* TO BE DONE *
Repeat the material exactly as it appears.

════════

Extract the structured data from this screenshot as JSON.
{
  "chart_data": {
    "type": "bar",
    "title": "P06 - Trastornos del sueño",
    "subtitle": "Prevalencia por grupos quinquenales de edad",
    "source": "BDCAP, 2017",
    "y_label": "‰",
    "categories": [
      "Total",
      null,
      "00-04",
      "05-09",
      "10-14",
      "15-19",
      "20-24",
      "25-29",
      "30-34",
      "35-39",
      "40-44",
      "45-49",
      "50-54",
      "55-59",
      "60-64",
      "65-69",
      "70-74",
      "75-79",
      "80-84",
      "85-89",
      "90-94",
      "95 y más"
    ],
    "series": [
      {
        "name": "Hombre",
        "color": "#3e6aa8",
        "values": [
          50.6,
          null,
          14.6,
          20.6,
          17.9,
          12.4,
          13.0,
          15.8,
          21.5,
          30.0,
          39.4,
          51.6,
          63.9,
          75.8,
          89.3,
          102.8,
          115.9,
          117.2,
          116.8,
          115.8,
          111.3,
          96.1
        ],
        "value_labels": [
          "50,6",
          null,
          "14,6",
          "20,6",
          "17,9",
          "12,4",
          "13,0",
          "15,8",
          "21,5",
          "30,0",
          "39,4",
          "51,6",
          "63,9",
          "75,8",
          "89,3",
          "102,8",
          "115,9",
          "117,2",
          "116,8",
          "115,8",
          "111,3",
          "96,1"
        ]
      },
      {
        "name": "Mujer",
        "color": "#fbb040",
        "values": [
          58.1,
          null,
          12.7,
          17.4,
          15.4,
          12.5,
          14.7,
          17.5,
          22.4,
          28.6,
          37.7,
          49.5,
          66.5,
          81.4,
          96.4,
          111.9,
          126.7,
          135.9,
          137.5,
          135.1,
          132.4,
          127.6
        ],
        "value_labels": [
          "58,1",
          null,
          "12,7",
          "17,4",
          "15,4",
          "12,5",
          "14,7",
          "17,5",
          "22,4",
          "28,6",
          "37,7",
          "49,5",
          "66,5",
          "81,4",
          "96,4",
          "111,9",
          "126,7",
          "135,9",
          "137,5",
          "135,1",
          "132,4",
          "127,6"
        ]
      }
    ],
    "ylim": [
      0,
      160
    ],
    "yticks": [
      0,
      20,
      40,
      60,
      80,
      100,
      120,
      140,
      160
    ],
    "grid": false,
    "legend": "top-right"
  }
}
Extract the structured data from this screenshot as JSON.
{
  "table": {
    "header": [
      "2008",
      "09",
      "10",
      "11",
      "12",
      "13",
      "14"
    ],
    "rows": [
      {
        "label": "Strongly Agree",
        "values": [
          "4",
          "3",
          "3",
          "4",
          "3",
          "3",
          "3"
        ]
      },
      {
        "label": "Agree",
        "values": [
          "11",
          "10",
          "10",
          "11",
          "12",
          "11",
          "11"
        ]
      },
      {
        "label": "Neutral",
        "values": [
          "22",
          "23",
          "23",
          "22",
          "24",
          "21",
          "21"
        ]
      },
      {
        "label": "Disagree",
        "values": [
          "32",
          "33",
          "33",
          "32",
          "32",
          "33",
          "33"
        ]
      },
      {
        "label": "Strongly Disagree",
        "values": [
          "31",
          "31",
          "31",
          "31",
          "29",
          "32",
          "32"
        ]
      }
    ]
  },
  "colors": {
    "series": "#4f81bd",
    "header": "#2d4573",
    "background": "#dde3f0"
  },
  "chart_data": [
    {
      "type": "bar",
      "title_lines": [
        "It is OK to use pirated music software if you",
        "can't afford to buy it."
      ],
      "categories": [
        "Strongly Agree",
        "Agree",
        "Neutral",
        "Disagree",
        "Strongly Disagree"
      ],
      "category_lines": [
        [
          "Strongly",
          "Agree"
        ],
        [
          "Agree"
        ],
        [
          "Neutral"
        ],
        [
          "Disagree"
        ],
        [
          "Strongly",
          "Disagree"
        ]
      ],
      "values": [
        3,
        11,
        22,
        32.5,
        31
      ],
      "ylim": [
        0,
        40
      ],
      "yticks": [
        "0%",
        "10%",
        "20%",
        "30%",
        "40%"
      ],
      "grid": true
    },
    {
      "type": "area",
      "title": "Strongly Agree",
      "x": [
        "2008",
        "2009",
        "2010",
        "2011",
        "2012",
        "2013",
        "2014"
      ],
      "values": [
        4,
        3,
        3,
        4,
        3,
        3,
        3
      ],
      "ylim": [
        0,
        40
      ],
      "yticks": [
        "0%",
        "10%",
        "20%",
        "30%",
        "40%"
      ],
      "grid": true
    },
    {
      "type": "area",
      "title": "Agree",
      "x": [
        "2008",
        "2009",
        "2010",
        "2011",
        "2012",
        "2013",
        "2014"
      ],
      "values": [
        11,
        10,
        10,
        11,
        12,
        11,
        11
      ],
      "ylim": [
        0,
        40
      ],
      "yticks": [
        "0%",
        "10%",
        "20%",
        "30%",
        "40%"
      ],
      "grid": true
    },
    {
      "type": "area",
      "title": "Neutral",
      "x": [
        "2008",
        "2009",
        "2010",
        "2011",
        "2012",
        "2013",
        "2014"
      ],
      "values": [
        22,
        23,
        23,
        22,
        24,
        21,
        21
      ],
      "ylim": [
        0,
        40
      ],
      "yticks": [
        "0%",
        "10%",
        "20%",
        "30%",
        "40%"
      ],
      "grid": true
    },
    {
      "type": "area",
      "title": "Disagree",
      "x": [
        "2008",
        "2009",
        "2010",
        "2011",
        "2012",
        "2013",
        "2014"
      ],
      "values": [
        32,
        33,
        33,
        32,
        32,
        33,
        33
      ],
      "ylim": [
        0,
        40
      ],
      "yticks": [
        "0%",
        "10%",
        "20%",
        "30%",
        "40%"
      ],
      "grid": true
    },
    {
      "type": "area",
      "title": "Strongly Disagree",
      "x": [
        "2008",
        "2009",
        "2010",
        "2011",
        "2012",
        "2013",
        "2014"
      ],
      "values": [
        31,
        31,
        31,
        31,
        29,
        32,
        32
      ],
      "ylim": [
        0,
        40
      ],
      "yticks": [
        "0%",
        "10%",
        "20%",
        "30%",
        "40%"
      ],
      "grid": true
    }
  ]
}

════════

* RESPONSE FOR THIS EXERCISE *
Extract the structured data from this screenshot as JSON.
{
  "chart_data": {
    "type": "bar",
    "title": "P06 - Trastornos del sueño",
    "subtitle": "Prevalencia por grupos quinquenales de edad",
    "source": "BDCAP, 2017",
    "y_label": "‰",
    "categories": [
      "Total",
      null,
      "00-04",
      "05-09",
      "10-14",
      "15-19",
      "20-24",
      "25-29",
      "30-34",
      "35-39",
      "40-44",
      "45-49",
      "50-54",
      "55-59",
      "60-64",
      "65-69",
      "70-74",
      "75-79",
      "80-84",
      "85-89",
      "90-94",
      "95 y más"
    ],
    "series": [
      {
        "name": "Hombre",
        "color": "#3e6aa8",
        "values": [
          50.6,
          null,
          14.6,
          20.6,
          17.9,
          12.4,
          13.0,
          15.8,
          21.5,
          30.0,
          39.4,
          51.6,
          63.9,
          75.8,
          89.3,
          102.8,
          115.9,
          117.2,
          116.8,
          115.8,
          111.3,
          96.1
        ],
        "value_labels": [
          "50,6",
          null,
          "14,6",
          "20,6",
          "17,9",
          "12,4",
          "13,0",
          "15,8",
          "21,5",
          "30,0",
          "39,4",
          "51,6",
          "63,9",
          "75,8",
          "89,3",
          "102,8",
          "115,9",
          "117,2",
          "116,8",
          "115,8",
          "111,3",
          "96,1"
        ]
      },
      {
        "name": "Mujer",
        "color": "#fbb040",
        "values": [
          58.1,
          null,
          12.7,
          17.4,
          15.4,
          12.5,
          14.7,
          17.5,
          22.4,
          28.6,
          37.7,
          49.5,
          66.5,
          81.4,
          96.4,
          111.9,
          126.7,
          135.9,
          137.5,
          135.1,
          132.4,
          127.6
        ],
        "value_labels": [
          "58,1",
          null,
          "12,7",
          "17,4",
          "15,4",
          "12,5",
          "14,7",
          "17,5",
          "22,4",
          "28,6",
          "37,7",
          "49,5",
          "66,5",
          "81,4",
          "96,4",
          "111,9",
          "126,7",
          "135,9",
          "137,5",
          "135,1",
          "132,4",
          "127,6"
        ]
      }
    ],
    "ylim": [
      0,
      160
    ],
    "yticks": [
      0,
      20,
      40,
      60,
      80,
      100,
      120,
      140,
      160
    ],
    "grid": false,
    "legend": "top-right"
  }
}
Extract the structured data from this screenshot as JSON.
{
  "table": {
    "header": [
      "2008",
      "09",
      "10",
      "11",
      "12",
      "13",
      "14"
    ],
    "rows": [
      {
        "label": "Strongly Agree",
        "values": [
          "4",
          "3",
          "3",
          "4",
          "3",
          "3",
          "3"
        ]
      },
      {
        "label": "Agree",
        "values": [
          "11",
          "10",
          "10",
          "11",
          "12",
          "11",
          "11"
        ]
      },
      {
        "label": "Neutral",
        "values": [
          "22",
          "23",
          "23",
          "22",
          "24",
          "21",
          "21"
        ]
      },
      {
        "label": "Disagree",
        "values": [
          "32",
          "33",
          "33",
          "32",
          "32",
          "33",
          "33"
        ]
      },
      {
        "label": "Strongly Disagree",
        "values": [
          "31",
          "31",
          "31",
          "31",
          "29",
          "32",
          "32"
        ]
      }
    ]
  },
  "colors": {
    "series": "#4f81bd",
    "header": "#2d4573",
    "background": "#dde3f0"
  },
  "chart_data": [
    {
      "type": "bar",
      "title_lines": [
        "It is OK to use pirated music software if you",
        "can't afford to buy it."
      ],
      "categories": [
        "Strongly Agree",
        "Agree",
        "Neutral",
        "Disagree",
        "Strongly Disagree"
      ],
      "category_lines": [
        [
          "Strongly",
          "Agree"
        ],
        [
          "Agree"
        ],
        [
          "Neutral"
        ],
        [
          "Disagree"
        ],
        [
          "Strongly",
          "Disagree"
        ]
      ],
      "values": [
        3,
        11,
        22,
        32.5,
        31
      ],
      "ylim": [
        0,
        40
      ],
      "yticks": [
        "0%",
        "10%",
        "20%",
        "30%",
        "40%"
      ],
      "grid": true
    },
    {
      "type": "area",
      "title": "Strongly Agree",
      "x": [
        "2008",
        "2009",
        "2010",
        "2011",
        "2012",
        "2013",
        "2014"
      ],
      "values": [
        4,
        3,
        3,
        4,
        3,
        3,
        3
      ],
      "ylim": [
        0,
        40
      ],
      "yticks": [
        "0%",
        "10%",
        "20%",
        "30%",
        "40%"
      ],
      "grid": true
    },
    {
      "type": "area",
      "title": "Agree",
      "x": [
        "2008",
        "2009",
        "2010",
        "2011",
        "2012",
        "2013",
        "2014"
      ],
      "values": [
        11,
        10,
        10,
        11,
        12,
        11,
        11
      ],
      "ylim": [
        0,
        40
      ],
      "yticks": [
        "0%",
        "10%",
        "20%",
        "30%",
        "40%"
      ],
      "grid": true
    },
    {
      "type": "area",
      "title": "Neutral",
      "x": [
        "2008",
        "2009",
        "2010",
        "2011",
        "2012",
        "2013",
        "2014"
      ],
      "values": [
        22,
        23,
        23,
        22,
        24,
        21,
        21
      ],
      "ylim": [
        0,
        40
      ],
      "yticks": [
        "0%",
        "10%",
        "20%",
        "30%",
        "40%"
      ],
      "grid": true
    },
    {
      "type": "area",
      "title": "Disagree",
      "x": [
        "2008",
        "2009",
        "2010",
        "2011",
        "2012",
        "2013",
        "2014"
      ],
      "values": [
        32,
        33,
        33,
        32,
        32,
        33,
        33
      ],
      "ylim": [
        0,
        40
      ],
      "yticks": [
        "0%",
        "10%",
        "20%",
        "30%",
        "40%"
      ],
      "grid": true
    },
    {
      "type": "area",
      "title": "Strongly Disagree",
      "x": [
        "2008",
        "2009",
        "2010",
        "2011",
        "2012",
        "2013",
        "2014"
      ],
      "values": [
        31,
        31,
        31,
        31,
        29,
        32,
        32
      ],
      "ylim": [
        0,
        40
      ],
      "yticks": [
        "0%",
        "10%",
        "20%",
        "30%",
        "40%"
      ],
      "grid": true
    }
  ]
}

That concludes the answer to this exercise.